● Written problem
Tell how many lines in these records contain the string "ylabel", with only the number as the reply.

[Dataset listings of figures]
=-=-=-=-=
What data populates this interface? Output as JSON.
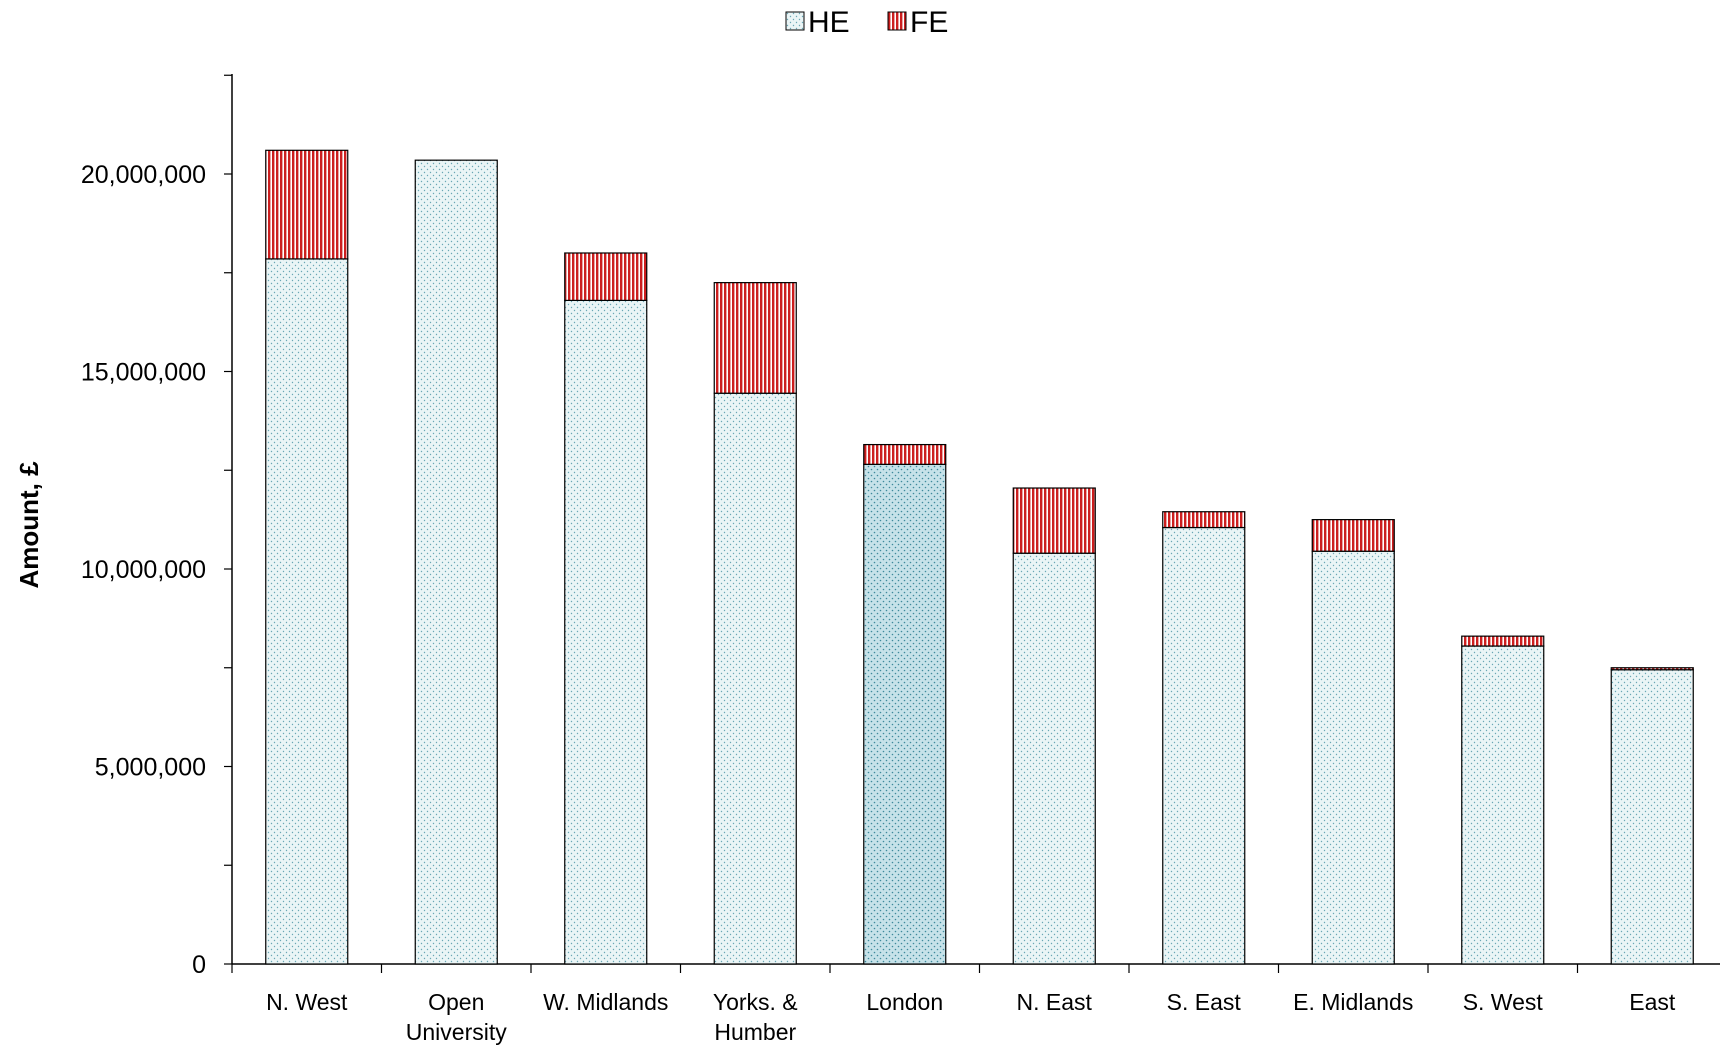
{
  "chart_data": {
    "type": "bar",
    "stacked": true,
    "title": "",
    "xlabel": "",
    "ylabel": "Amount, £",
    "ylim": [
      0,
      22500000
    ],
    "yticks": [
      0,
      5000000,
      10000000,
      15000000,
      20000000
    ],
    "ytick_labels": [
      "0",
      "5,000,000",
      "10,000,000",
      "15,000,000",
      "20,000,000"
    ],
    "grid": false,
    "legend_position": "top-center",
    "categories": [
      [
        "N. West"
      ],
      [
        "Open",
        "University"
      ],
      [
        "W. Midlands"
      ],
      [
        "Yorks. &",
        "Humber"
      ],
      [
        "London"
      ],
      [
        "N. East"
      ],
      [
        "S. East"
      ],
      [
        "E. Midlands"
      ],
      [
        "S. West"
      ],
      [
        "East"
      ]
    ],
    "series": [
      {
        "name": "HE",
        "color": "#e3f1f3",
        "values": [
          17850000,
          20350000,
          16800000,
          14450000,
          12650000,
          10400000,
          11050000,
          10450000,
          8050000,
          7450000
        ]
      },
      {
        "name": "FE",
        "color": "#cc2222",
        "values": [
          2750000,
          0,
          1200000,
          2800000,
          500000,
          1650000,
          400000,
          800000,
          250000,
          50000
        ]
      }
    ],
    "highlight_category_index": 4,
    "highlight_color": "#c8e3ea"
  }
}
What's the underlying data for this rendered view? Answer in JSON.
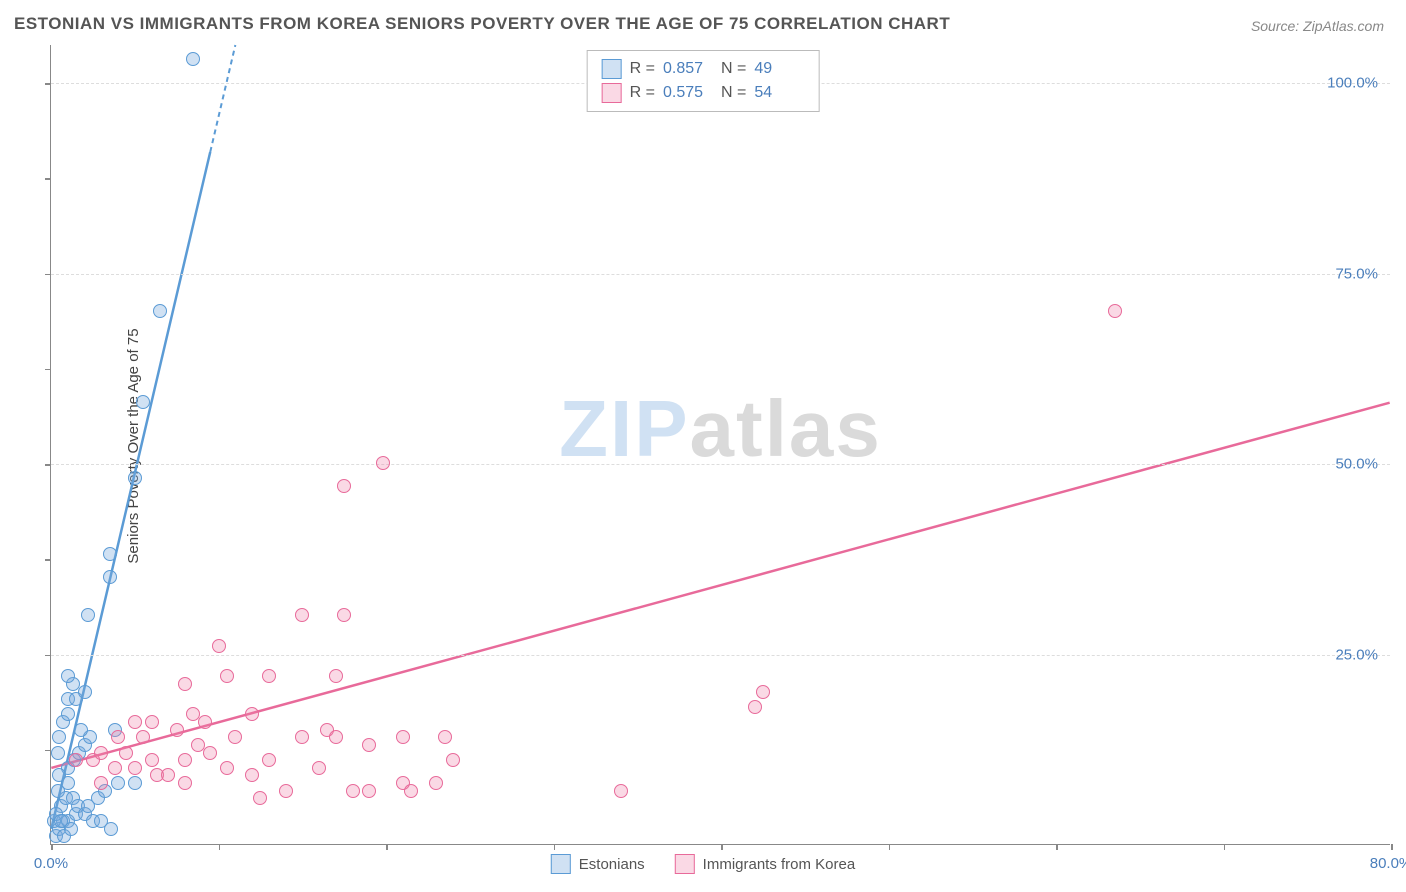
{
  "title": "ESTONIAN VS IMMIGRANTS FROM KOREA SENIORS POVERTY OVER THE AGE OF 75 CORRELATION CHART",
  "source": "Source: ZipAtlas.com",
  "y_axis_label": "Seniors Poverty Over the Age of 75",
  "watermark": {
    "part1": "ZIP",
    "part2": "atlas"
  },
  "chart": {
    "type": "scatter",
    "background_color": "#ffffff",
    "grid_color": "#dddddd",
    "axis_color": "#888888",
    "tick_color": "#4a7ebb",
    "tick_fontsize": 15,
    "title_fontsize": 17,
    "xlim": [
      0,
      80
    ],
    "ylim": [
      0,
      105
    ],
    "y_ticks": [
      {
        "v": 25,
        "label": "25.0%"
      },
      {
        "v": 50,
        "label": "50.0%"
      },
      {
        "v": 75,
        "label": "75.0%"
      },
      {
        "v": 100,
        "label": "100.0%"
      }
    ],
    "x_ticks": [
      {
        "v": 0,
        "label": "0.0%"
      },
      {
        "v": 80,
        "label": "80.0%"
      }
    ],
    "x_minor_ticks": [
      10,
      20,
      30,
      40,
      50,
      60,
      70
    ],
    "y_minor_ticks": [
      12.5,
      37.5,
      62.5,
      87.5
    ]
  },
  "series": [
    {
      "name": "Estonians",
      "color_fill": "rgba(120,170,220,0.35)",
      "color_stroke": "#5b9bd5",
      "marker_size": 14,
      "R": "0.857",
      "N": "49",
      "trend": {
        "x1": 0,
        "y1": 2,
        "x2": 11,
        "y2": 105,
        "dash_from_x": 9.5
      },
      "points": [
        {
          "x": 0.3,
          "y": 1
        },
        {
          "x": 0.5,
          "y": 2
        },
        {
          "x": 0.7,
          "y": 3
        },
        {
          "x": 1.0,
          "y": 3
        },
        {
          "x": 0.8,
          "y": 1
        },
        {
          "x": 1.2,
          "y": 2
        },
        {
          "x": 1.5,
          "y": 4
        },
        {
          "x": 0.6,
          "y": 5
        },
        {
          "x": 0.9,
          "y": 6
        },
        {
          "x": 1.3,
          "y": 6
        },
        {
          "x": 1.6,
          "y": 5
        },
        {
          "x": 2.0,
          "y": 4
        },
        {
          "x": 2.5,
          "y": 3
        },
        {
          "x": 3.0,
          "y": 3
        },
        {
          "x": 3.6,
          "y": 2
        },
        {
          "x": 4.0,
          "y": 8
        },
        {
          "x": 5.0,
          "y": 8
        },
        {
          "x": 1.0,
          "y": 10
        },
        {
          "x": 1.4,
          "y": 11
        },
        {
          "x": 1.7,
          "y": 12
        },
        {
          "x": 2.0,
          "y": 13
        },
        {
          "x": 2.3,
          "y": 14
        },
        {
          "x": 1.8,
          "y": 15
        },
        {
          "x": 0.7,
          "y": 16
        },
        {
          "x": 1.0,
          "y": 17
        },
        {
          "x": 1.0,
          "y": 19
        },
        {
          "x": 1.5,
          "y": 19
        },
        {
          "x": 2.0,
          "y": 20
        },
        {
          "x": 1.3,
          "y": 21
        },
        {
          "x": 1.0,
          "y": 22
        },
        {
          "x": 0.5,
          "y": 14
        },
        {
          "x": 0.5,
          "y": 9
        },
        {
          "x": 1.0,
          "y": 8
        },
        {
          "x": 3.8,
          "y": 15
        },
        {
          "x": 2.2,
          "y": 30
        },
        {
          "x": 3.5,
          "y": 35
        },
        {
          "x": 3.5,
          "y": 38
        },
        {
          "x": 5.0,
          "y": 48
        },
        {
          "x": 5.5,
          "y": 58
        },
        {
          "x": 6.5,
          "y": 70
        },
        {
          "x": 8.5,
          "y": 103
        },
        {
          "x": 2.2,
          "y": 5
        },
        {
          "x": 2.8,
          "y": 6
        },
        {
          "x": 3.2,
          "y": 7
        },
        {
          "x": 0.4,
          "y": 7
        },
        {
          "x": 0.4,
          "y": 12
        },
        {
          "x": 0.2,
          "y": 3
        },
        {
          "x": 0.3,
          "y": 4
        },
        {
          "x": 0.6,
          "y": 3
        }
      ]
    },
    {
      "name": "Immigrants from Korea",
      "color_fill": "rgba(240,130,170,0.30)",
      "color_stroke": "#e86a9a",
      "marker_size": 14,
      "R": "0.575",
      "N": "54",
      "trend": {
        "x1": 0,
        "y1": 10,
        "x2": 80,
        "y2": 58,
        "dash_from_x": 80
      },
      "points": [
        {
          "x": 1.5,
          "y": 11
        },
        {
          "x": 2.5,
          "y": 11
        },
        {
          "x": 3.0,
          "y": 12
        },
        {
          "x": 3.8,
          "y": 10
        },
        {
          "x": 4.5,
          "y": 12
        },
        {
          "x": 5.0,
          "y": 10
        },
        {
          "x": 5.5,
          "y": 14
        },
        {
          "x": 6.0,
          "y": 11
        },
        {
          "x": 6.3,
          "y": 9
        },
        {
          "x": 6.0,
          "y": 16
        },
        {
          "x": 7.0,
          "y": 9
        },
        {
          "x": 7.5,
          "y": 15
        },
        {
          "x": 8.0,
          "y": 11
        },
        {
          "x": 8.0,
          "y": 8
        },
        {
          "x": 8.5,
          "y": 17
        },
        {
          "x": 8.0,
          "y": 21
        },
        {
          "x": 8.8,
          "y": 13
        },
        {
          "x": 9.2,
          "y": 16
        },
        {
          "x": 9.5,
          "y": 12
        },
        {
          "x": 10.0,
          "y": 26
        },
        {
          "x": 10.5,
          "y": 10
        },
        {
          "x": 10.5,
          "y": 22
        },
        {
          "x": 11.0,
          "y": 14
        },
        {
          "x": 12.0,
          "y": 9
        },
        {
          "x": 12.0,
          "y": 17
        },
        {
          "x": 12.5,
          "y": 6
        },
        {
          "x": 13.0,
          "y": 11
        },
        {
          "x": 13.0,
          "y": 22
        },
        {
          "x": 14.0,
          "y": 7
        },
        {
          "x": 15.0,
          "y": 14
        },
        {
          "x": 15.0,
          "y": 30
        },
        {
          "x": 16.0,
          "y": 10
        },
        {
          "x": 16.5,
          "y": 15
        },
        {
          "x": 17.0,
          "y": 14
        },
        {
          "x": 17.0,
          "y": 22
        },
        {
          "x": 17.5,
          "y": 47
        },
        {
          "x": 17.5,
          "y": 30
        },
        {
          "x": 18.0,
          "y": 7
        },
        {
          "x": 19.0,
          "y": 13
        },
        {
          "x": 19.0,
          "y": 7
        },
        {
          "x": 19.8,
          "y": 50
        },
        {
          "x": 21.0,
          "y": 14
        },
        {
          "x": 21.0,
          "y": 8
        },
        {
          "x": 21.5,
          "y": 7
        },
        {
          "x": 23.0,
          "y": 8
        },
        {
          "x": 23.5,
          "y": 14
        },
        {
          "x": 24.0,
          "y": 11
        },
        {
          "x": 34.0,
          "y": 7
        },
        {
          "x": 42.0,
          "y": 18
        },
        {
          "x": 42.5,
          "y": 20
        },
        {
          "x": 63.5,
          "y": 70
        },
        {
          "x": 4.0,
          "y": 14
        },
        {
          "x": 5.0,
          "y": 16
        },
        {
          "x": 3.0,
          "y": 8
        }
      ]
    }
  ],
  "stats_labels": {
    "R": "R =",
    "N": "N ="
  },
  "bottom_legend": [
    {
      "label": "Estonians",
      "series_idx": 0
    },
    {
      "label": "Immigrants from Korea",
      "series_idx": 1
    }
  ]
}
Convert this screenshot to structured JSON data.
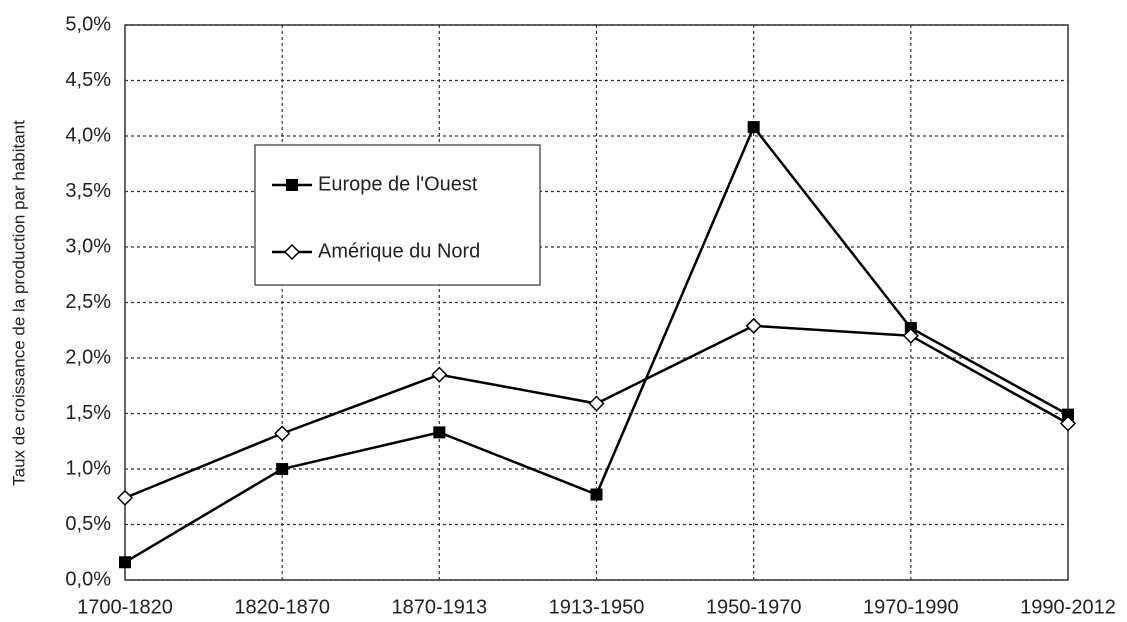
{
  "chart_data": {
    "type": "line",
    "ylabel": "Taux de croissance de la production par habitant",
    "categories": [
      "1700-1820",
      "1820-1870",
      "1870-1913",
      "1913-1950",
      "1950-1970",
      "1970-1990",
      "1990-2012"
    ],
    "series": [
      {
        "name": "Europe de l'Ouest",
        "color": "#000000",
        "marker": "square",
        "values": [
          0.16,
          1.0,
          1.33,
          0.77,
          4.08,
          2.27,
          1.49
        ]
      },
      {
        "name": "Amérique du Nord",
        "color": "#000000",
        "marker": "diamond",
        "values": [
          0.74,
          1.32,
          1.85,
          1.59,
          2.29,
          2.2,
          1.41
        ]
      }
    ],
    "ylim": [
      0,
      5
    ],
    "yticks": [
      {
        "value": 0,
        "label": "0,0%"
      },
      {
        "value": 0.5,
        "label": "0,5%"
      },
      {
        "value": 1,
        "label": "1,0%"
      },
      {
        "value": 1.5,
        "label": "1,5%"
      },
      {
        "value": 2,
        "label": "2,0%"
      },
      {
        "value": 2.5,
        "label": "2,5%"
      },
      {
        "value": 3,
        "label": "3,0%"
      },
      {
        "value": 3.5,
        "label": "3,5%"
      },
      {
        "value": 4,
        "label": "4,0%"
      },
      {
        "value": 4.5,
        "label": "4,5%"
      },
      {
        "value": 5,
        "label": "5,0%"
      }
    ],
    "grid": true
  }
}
=-=-=-=-=
● Final result
2